* [WHAT THE EXERCISE ASKS] Quote the whole listing word for word, please.

* [MATERIAL SHOWN]
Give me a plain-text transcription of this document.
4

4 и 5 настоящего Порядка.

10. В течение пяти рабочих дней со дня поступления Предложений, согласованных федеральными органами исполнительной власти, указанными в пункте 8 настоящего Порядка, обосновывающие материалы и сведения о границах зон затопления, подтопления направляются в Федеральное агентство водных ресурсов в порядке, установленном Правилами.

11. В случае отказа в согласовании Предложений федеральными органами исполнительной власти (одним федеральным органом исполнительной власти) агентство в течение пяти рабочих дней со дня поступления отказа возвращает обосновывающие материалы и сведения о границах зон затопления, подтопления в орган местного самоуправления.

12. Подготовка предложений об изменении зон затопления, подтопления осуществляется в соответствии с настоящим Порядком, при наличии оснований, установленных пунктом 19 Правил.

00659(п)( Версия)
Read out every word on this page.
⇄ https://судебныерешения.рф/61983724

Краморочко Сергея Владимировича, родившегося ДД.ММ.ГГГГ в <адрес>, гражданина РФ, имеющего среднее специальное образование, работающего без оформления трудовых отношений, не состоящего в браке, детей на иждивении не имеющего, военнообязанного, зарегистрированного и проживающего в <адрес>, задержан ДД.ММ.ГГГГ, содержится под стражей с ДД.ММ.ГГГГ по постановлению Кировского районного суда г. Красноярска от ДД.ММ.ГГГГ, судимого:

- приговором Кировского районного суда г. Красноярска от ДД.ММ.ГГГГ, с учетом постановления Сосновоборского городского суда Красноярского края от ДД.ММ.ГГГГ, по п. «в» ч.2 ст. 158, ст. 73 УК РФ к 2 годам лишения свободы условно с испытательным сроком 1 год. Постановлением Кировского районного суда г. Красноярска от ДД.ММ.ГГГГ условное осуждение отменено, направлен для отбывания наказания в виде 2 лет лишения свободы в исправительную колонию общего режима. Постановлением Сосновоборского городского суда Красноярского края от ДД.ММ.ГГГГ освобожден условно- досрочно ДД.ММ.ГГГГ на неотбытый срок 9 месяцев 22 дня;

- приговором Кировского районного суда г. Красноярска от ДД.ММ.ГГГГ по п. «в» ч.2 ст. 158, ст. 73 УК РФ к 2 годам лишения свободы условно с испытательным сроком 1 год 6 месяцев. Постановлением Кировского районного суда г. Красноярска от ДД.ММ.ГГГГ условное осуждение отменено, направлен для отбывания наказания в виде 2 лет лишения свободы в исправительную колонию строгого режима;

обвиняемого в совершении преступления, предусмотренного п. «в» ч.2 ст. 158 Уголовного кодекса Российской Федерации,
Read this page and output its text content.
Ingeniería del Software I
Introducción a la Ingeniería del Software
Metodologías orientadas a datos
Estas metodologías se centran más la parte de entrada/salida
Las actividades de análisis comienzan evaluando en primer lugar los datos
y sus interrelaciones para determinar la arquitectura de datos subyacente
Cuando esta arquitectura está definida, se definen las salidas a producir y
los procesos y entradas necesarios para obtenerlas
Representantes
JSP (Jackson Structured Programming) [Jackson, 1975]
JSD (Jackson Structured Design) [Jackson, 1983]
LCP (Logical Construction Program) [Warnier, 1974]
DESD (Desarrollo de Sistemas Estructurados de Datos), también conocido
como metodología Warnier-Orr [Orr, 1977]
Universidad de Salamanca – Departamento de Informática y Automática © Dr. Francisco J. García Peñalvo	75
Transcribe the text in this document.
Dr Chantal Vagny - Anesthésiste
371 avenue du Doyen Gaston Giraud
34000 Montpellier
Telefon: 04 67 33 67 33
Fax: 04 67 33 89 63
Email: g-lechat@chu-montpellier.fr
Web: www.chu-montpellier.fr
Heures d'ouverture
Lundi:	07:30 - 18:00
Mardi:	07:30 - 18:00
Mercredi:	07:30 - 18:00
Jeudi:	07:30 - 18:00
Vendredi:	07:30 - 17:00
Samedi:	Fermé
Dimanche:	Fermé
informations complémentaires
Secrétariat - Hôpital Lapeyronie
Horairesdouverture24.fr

* [ANSWER FOR THE TASK]
Give me a plain-text transcription of this document.
4

4 и 5 настоящего Порядка.

10. В течение пяти рабочих дней со дня поступления Предложений, согласованных федеральными органами исполнительной власти, указанными в пункте 8 настоящего Порядка, обосновывающие материалы и сведения о границах зон затопления, подтопления направляются в Федеральное агентство водных ресурсов в порядке, установленном Правилами.

11. В случае отказа в согласовании Предложений федеральными органами исполнительной власти (одним федеральным органом исполнительной власти) агентство в течение пяти рабочих дней со дня поступления отказа возвращает обосновывающие материалы и сведения о границах зон затопления, подтопления в орган местного самоуправления.

12. Подготовка предложений об изменении зон затопления, подтопления осуществляется в соответствии с настоящим Порядком, при наличии оснований, установленных пунктом 19 Правил.

00659(п)( Версия)
Read out every word on this page.
⇄ https://судебныерешения.рф/61983724

Краморочко Сергея Владимировича, родившегося ДД.ММ.ГГГГ в <адрес>, гражданина РФ, имеющего среднее специальное образование, работающего без оформления трудовых отношений, не состоящего в браке, детей на иждивении не имеющего, военнообязанного, зарегистрированного и проживающего в <адрес>, задержан ДД.ММ.ГГГГ, содержится под стражей с ДД.ММ.ГГГГ по постановлению Кировского районного суда г. Красноярска от ДД.ММ.ГГГГ, судимого:

- приговором Кировского районного суда г. Красноярска от ДД.ММ.ГГГГ, с учетом постановления Сосновоборского городского суда Красноярского края от ДД.ММ.ГГГГ, по п. «в» ч.2 ст. 158, ст. 73 УК РФ к 2 годам лишения свободы условно с испытательным сроком 1 год. Постановлением Кировского районного суда г. Красноярска от ДД.ММ.ГГГГ условное осуждение отменено, направлен для отбывания наказания в виде 2 лет лишения свободы в исправительную колонию общего режима. Постановлением Сосновоборского городского суда Красноярского края от ДД.ММ.ГГГГ освобожден условно- досрочно ДД.ММ.ГГГГ на неотбытый срок 9 месяцев 22 дня;

- приговором Кировского районного суда г. Красноярска от ДД.ММ.ГГГГ по п. «в» ч.2 ст. 158, ст. 73 УК РФ к 2 годам лишения свободы условно с испытательным сроком 1 год 6 месяцев. Постановлением Кировского районного суда г. Красноярска от ДД.ММ.ГГГГ условное осуждение отменено, направлен для отбывания наказания в виде 2 лет лишения свободы в исправительную колонию строгого режима;

обвиняемого в совершении преступления, предусмотренного п. «в» ч.2 ст. 158 Уголовного кодекса Российской Федерации,
Read this page and output its text content.
Ingeniería del Software I
Introducción a la Ingeniería del Software
Metodologías orientadas a datos
Estas metodologías se centran más la parte de entrada/salida
Las actividades de análisis comienzan evaluando en primer lugar los datos
y sus interrelaciones para determinar la arquitectura de datos subyacente
Cuando esta arquitectura está definida, se definen las salidas a producir y
los procesos y entradas necesarios para obtenerlas
Representantes
JSP (Jackson Structured Programming) [Jackson, 1975]
JSD (Jackson Structured Design) [Jackson, 1983]
LCP (Logical Construction Program) [Warnier, 1974]
DESD (Desarrollo de Sistemas Estructurados de Datos), también conocido
como metodología Warnier-Orr [Orr, 1977]
Universidad de Salamanca – Departamento de Informática y Automática © Dr. Francisco J. García Peñalvo	75
Transcribe the text in this document.
Dr Chantal Vagny - Anesthésiste
371 avenue du Doyen Gaston Giraud
34000 Montpellier
Telefon: 04 67 33 67 33
Fax: 04 67 33 89 63
Email: g-lechat@chu-montpellier.fr
Web: www.chu-montpellier.fr
Heures d'ouverture
Lundi:	07:30 - 18:00
Mardi:	07:30 - 18:00
Mercredi:	07:30 - 18:00
Jeudi:	07:30 - 18:00
Vendredi:	07:30 - 17:00
Samedi:	Fermé
Dimanche:	Fermé
informations complémentaires
Secrétariat - Hôpital Lapeyronie
Horairesdouverture24.fr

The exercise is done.